Instructions to follow =>
Beginning with the line containing "Serialize everything readable" and ending with the last line, repeat the records exactly.

Data rows =>
━━━━━━━━━━

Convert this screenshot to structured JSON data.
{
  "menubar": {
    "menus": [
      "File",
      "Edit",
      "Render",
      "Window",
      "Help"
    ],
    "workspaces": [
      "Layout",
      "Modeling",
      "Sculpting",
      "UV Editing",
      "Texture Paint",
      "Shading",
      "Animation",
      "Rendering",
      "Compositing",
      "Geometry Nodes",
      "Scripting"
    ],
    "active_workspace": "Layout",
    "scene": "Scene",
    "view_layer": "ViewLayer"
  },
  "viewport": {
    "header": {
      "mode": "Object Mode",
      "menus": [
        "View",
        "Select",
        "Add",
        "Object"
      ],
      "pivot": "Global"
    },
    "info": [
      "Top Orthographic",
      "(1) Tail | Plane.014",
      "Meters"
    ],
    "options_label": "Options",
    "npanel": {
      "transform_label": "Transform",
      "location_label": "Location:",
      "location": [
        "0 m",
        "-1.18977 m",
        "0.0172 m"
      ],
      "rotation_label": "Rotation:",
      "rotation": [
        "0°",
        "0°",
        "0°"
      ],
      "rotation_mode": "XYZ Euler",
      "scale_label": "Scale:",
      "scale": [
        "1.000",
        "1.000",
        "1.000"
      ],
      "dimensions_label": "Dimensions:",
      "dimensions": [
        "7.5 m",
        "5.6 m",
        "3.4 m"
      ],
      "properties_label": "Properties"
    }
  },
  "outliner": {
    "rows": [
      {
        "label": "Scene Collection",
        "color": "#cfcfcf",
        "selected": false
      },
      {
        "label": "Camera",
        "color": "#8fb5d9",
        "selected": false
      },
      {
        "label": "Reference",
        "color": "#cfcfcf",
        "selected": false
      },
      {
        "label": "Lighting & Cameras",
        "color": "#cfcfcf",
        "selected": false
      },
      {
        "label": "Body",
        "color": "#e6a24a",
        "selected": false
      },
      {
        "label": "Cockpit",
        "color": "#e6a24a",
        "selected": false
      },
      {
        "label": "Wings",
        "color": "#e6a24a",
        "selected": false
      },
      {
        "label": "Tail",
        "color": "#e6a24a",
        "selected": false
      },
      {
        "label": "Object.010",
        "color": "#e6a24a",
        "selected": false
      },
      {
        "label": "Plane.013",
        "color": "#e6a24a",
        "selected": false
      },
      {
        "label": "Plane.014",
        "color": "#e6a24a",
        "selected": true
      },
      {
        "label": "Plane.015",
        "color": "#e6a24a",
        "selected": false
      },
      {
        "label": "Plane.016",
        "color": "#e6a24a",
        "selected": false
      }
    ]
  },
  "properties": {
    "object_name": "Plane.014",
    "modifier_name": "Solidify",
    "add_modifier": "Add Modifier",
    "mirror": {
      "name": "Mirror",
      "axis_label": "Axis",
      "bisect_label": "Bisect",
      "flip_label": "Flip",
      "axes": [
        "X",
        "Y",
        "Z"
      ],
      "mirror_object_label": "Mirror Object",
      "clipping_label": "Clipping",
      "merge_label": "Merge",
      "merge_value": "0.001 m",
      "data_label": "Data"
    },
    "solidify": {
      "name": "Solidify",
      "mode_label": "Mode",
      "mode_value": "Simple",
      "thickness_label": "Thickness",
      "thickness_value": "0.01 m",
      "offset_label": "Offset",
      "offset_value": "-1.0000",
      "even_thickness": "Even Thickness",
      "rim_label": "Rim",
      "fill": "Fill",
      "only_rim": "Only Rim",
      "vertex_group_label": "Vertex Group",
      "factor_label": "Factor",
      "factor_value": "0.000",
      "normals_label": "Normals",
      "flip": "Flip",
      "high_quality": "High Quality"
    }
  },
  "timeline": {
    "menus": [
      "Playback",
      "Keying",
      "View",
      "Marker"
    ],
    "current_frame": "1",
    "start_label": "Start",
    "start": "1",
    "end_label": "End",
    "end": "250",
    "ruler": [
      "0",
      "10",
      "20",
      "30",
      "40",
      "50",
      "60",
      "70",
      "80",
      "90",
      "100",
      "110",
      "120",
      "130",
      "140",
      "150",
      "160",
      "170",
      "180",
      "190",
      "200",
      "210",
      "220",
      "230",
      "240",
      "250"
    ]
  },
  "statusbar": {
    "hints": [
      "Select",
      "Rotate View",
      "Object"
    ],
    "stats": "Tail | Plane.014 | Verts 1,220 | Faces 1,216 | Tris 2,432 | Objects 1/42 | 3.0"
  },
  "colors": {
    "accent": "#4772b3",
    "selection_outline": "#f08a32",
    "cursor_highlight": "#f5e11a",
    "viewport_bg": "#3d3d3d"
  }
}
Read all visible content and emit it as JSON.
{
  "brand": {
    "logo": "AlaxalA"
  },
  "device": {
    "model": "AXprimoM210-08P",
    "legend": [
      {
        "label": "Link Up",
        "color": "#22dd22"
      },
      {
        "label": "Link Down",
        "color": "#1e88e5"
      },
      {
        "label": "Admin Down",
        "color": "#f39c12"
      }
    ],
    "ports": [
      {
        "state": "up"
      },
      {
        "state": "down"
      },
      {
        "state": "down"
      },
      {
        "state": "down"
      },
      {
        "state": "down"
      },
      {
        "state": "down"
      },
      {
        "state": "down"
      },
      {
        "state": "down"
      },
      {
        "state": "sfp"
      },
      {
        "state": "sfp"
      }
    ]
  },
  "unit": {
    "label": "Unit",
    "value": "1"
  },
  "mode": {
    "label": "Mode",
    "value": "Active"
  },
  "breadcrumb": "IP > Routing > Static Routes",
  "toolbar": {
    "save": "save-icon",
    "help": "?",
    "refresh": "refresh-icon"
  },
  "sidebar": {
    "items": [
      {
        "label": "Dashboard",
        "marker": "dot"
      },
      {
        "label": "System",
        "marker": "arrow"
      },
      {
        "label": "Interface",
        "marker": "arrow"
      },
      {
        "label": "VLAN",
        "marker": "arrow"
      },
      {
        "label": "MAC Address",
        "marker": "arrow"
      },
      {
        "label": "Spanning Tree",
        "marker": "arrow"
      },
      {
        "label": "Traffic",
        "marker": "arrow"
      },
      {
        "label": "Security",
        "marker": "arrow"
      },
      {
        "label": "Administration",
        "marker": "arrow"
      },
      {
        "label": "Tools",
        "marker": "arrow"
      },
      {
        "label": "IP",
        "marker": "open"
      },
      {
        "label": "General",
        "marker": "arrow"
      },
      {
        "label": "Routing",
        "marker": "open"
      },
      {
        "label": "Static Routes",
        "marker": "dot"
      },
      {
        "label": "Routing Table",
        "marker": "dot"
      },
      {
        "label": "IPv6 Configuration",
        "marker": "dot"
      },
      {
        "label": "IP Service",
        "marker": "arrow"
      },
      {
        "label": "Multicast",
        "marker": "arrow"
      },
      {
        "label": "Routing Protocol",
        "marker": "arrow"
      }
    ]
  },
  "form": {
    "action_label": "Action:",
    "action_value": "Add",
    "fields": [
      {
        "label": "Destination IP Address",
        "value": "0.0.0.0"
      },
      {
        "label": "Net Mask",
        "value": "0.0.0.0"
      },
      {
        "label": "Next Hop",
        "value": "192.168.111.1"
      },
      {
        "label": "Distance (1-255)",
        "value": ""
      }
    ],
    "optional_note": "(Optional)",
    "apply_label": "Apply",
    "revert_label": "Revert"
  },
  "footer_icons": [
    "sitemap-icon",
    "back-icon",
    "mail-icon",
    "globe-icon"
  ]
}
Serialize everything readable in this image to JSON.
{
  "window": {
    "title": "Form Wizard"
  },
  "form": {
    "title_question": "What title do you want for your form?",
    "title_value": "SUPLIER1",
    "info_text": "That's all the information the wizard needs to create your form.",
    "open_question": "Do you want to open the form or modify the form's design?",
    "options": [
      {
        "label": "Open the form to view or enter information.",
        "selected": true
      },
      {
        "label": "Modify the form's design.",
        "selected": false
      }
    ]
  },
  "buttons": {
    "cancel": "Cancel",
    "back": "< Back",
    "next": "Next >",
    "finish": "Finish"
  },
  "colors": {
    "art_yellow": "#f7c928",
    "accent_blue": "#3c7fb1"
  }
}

━━━━━━━━━━

Solution for this task =>
Serialize everything readable in this image to JSON.
{
  "window": {
    "title": "Form Wizard"
  },
  "form": {
    "title_question": "What title do you want for your form?",
    "title_value": "SUPLIER1",
    "info_text": "That's all the information the wizard needs to create your form.",
    "open_question": "Do you want to open the form or modify the form's design?",
    "options": [
      {
        "label": "Open the form to view or enter information.",
        "selected": true
      },
      {
        "label": "Modify the form's design.",
        "selected": false
      }
    ]
  },
  "buttons": {
    "cancel": "Cancel",
    "back": "< Back",
    "next": "Next >",
    "finish": "Finish"
  },
  "colors": {
    "art_yellow": "#f7c928",
    "accent_blue": "#3c7fb1"
  }
}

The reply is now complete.